— Source data —
* Begin *

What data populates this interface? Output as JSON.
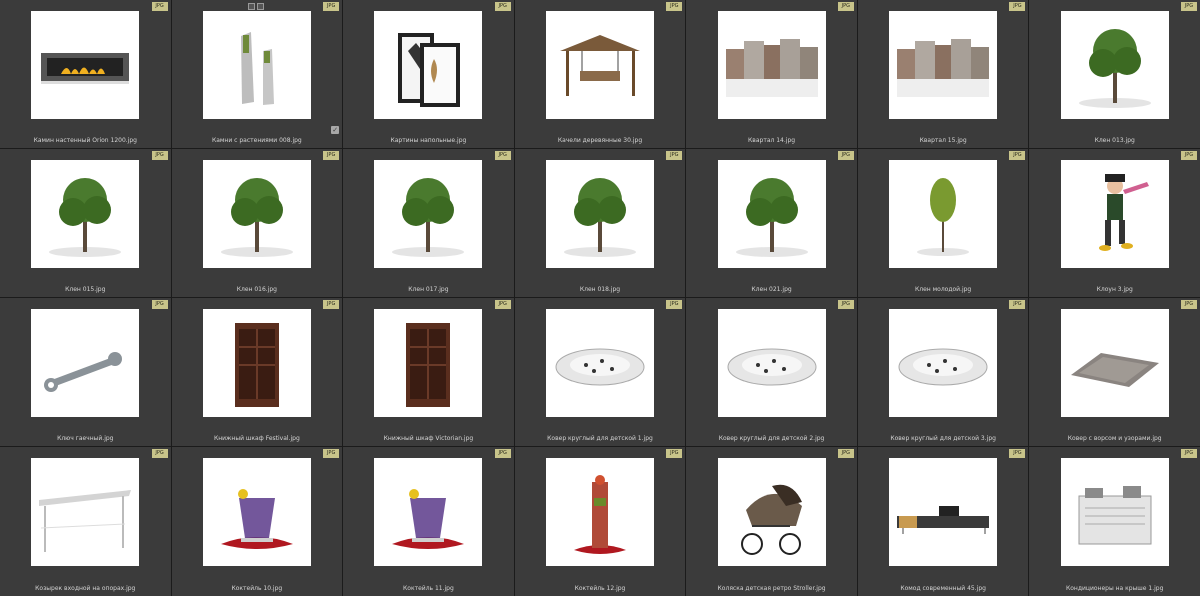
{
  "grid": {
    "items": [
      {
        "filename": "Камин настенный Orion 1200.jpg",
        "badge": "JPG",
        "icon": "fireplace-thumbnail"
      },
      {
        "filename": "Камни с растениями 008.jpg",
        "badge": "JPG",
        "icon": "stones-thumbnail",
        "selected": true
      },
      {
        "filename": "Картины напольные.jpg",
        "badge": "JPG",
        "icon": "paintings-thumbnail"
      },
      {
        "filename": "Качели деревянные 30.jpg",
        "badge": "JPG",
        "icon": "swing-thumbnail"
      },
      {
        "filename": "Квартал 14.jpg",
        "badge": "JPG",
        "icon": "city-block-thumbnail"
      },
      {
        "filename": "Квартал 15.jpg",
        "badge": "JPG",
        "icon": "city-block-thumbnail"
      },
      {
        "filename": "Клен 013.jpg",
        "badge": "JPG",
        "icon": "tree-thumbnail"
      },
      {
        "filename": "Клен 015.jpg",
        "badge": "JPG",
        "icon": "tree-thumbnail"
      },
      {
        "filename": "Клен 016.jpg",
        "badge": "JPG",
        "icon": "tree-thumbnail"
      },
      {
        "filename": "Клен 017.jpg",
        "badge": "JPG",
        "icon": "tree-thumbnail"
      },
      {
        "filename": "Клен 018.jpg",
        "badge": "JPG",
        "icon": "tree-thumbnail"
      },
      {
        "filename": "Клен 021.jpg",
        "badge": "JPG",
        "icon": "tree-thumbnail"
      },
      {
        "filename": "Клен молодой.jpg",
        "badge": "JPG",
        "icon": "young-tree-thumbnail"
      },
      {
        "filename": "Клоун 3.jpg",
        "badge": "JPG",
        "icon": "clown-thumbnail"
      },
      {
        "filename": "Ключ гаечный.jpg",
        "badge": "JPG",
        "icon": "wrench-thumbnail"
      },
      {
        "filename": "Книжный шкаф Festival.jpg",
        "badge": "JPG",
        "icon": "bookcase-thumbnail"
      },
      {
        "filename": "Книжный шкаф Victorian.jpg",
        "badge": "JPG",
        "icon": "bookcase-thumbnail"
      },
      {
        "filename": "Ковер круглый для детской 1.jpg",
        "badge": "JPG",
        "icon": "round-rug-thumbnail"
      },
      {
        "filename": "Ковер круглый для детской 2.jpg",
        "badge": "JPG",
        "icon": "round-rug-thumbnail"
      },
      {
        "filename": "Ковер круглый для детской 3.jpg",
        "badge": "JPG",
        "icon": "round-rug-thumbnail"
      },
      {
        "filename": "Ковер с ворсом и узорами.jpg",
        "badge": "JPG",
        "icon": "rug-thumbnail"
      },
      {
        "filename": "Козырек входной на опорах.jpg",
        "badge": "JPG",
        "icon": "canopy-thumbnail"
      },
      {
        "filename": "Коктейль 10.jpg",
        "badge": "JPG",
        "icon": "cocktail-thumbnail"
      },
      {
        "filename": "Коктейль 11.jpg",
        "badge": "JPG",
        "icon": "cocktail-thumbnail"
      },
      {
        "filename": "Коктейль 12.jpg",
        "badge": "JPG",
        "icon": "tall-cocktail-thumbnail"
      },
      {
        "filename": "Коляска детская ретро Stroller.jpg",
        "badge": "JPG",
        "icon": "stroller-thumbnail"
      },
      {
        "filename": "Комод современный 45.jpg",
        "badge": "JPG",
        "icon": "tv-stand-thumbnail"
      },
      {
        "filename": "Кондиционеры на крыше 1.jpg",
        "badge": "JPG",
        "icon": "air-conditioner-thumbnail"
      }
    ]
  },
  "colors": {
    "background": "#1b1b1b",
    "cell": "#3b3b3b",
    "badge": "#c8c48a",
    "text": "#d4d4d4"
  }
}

* End *

— Task —
Among the lines of the data above, determine how many contain the word "Квартал". Report the number alone.

— Problem solution —
2